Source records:

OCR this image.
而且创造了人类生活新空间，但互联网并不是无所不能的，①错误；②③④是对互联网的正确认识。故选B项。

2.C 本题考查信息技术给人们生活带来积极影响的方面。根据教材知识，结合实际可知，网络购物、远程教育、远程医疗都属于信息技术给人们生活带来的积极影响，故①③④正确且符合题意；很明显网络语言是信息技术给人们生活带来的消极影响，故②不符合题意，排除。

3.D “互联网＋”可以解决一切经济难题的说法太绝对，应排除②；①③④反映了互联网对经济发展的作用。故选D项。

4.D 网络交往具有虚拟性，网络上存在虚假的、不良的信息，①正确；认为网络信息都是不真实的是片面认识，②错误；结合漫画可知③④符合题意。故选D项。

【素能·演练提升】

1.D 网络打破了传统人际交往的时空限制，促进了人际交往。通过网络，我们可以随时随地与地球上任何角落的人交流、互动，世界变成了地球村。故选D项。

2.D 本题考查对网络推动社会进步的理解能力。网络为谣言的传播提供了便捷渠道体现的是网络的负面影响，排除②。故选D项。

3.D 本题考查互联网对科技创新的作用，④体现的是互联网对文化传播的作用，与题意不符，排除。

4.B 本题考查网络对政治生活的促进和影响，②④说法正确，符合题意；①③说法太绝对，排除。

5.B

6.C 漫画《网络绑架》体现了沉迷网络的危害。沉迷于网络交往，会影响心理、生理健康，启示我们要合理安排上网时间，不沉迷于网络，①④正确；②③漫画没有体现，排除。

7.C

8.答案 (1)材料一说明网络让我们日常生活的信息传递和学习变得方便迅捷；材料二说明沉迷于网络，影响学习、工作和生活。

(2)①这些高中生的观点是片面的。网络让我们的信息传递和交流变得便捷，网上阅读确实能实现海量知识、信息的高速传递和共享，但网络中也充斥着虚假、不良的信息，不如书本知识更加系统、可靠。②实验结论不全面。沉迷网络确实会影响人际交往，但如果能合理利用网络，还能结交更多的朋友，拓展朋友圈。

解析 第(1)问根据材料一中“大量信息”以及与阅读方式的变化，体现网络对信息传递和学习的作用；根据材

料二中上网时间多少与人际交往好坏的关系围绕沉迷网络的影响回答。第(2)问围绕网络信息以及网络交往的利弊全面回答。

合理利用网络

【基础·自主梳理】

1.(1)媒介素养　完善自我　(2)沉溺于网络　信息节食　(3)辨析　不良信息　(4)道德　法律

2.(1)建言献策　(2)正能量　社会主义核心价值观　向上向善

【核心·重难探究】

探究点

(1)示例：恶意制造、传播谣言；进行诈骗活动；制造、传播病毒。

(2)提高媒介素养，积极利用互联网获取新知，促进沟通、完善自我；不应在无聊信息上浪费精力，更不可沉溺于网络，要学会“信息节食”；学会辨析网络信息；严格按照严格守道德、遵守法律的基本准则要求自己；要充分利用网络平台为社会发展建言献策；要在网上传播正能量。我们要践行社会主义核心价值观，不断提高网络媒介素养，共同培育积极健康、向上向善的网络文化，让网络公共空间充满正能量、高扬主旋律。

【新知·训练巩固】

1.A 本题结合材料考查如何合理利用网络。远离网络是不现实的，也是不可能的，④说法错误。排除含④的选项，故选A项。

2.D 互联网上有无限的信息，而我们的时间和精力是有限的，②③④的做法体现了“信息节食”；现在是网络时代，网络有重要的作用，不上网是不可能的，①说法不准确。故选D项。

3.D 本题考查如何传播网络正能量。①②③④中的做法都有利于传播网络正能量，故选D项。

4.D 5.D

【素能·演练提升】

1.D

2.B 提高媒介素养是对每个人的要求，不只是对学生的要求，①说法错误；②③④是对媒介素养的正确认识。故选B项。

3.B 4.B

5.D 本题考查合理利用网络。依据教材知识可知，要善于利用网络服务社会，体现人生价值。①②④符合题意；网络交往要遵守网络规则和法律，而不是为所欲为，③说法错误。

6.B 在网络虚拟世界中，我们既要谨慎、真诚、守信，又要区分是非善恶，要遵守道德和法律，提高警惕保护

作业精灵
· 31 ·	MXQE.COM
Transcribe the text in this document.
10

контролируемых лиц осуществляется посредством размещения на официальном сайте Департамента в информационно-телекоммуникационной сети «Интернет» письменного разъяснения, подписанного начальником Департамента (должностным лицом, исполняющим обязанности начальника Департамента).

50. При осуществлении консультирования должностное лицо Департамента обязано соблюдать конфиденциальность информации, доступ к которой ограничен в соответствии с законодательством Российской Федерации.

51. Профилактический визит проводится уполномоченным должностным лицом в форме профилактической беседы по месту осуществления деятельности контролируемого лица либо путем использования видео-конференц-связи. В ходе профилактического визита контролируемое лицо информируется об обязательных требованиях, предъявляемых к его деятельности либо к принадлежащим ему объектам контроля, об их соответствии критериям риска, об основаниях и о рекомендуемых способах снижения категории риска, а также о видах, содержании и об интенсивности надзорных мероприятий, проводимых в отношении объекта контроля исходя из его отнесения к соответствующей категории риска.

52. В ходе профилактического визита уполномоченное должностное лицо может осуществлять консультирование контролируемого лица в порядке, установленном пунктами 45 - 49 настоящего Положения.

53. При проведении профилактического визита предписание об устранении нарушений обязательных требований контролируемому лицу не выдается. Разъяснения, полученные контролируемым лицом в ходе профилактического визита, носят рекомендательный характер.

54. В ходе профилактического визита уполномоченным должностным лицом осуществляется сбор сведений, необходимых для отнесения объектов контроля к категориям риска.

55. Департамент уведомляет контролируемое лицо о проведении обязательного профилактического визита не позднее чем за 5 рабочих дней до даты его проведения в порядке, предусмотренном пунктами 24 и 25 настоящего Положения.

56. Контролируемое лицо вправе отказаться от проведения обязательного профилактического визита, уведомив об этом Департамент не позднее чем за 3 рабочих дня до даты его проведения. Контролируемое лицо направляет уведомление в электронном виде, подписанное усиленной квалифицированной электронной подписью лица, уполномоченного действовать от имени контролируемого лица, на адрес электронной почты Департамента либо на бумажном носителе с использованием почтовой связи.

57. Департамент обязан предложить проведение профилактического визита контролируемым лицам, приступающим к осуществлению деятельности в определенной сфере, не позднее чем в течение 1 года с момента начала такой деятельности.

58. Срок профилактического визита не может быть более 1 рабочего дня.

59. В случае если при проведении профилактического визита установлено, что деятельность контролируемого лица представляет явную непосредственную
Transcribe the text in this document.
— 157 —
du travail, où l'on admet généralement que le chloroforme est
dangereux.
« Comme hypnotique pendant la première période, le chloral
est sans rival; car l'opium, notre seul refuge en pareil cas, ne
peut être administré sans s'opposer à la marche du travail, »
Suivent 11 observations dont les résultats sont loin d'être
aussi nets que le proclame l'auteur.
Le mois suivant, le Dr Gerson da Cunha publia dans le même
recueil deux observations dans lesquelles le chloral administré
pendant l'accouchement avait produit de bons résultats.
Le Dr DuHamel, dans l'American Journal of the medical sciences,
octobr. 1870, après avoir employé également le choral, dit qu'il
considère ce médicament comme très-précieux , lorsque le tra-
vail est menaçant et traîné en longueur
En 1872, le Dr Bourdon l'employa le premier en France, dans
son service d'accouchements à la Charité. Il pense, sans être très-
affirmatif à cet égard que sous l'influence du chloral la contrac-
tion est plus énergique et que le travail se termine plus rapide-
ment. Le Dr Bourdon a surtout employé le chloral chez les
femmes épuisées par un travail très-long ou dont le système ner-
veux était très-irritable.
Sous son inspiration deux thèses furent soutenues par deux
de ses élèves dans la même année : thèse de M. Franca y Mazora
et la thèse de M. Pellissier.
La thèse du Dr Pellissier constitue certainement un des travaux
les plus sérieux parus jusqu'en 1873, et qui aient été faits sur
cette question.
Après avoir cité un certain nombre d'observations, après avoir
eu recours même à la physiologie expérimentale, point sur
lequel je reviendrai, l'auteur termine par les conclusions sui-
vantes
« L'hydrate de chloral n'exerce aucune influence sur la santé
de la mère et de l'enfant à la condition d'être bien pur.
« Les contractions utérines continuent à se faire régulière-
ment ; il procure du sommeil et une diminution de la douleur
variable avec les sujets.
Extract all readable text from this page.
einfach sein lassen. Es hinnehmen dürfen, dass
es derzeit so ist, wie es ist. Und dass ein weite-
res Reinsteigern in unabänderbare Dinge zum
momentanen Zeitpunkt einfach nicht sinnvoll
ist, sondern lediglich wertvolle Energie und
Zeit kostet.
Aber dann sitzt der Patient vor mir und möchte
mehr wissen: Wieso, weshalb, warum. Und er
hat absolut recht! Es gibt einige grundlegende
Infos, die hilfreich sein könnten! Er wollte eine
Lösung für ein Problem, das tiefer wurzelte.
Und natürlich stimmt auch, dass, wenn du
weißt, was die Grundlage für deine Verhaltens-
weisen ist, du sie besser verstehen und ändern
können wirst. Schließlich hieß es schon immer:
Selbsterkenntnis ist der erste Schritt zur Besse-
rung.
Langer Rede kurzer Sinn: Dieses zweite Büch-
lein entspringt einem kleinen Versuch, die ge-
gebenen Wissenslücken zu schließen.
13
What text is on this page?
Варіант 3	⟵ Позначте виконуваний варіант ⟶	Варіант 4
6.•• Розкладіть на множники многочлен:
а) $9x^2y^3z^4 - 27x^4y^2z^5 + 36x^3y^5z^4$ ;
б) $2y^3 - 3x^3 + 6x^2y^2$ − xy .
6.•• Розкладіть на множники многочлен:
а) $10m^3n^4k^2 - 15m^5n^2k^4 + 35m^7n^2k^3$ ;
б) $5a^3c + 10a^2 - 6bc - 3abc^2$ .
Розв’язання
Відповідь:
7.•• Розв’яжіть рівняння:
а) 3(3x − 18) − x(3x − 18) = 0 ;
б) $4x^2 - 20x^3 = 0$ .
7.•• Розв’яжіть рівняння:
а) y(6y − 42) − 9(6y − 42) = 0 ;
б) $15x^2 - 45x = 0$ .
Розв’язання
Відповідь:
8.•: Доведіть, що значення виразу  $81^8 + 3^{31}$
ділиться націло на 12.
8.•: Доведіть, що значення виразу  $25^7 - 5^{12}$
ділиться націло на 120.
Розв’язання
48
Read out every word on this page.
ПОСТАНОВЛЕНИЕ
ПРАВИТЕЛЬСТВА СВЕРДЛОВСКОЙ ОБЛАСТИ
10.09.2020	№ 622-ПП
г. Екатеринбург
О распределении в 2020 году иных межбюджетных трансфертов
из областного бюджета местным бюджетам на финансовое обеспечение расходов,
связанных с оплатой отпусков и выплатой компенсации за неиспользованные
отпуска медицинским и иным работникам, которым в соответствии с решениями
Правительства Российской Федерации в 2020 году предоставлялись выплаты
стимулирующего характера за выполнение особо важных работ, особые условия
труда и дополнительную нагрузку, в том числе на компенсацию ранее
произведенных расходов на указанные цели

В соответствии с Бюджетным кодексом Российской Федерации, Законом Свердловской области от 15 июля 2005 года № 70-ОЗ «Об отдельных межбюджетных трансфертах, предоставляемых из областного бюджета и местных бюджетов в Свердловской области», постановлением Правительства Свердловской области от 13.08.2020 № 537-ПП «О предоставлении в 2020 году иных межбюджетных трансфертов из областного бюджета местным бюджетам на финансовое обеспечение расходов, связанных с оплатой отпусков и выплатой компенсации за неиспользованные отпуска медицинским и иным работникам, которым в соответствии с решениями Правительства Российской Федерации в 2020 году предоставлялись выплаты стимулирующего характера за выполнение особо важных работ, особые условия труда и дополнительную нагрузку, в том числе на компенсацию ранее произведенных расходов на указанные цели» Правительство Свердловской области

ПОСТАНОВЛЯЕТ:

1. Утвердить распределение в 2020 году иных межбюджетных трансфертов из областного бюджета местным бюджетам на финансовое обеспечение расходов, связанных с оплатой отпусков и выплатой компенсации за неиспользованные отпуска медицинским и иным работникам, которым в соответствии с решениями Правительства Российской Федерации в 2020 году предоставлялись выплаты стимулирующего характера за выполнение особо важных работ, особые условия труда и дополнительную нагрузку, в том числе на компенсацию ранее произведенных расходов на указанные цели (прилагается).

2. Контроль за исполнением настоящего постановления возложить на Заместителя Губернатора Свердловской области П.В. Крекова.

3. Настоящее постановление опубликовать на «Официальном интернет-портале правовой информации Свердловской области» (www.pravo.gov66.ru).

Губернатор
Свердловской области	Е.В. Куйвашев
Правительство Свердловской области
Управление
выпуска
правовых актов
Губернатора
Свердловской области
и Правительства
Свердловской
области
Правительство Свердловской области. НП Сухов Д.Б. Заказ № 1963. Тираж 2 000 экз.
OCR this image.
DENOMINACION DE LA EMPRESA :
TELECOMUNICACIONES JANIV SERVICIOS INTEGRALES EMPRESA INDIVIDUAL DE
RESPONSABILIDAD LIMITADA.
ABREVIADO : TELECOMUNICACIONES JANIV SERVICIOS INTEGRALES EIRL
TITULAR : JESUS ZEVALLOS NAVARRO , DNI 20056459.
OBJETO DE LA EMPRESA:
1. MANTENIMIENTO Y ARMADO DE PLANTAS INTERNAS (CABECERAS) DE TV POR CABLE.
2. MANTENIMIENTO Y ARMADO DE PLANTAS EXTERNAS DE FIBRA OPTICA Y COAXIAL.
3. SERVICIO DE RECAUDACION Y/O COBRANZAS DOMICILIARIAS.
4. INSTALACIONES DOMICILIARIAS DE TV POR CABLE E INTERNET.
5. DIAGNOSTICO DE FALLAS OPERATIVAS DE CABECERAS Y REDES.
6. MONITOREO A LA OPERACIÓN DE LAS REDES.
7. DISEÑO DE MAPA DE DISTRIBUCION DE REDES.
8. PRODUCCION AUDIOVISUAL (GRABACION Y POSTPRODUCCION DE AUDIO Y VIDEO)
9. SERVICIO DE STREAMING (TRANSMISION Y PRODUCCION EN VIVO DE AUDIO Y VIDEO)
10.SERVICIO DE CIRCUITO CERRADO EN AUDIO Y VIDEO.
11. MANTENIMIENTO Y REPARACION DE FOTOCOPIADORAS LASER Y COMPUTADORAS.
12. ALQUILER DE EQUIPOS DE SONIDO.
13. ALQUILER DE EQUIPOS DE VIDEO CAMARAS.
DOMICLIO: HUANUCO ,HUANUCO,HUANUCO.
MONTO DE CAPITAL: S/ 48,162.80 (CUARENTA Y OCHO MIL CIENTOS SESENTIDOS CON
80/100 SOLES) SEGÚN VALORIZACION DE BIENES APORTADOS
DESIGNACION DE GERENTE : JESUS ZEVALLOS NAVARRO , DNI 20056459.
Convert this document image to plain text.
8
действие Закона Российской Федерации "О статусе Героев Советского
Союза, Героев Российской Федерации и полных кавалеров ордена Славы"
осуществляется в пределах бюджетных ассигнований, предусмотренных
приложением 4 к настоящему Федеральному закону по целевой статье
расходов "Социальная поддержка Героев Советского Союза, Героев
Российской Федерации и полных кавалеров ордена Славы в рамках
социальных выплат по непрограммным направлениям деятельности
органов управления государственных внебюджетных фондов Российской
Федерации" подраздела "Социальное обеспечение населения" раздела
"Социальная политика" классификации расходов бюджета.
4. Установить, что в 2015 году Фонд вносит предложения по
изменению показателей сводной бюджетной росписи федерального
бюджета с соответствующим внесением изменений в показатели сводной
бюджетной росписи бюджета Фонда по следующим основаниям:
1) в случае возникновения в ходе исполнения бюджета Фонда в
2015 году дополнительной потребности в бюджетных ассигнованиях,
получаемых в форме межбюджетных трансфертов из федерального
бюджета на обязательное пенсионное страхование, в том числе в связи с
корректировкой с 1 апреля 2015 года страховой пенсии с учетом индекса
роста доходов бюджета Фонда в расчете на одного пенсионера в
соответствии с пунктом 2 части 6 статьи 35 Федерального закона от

- Exercise -
Show each line holding the word "пунктами".

- Response to this task -
52. В ходе профилактического визита уполномоченное должностное лицо может осуществлять консультирование контролируемого лица в порядке, установленном пунктами 45 - 49 настоящего Положения.
55. Департамент уведомляет контролируемое лицо о проведении обязательного профилактического визита не позднее чем за 5 рабочих дней до даты его проведения в порядке, предусмотренном пунктами 24 и 25 настоящего Положения.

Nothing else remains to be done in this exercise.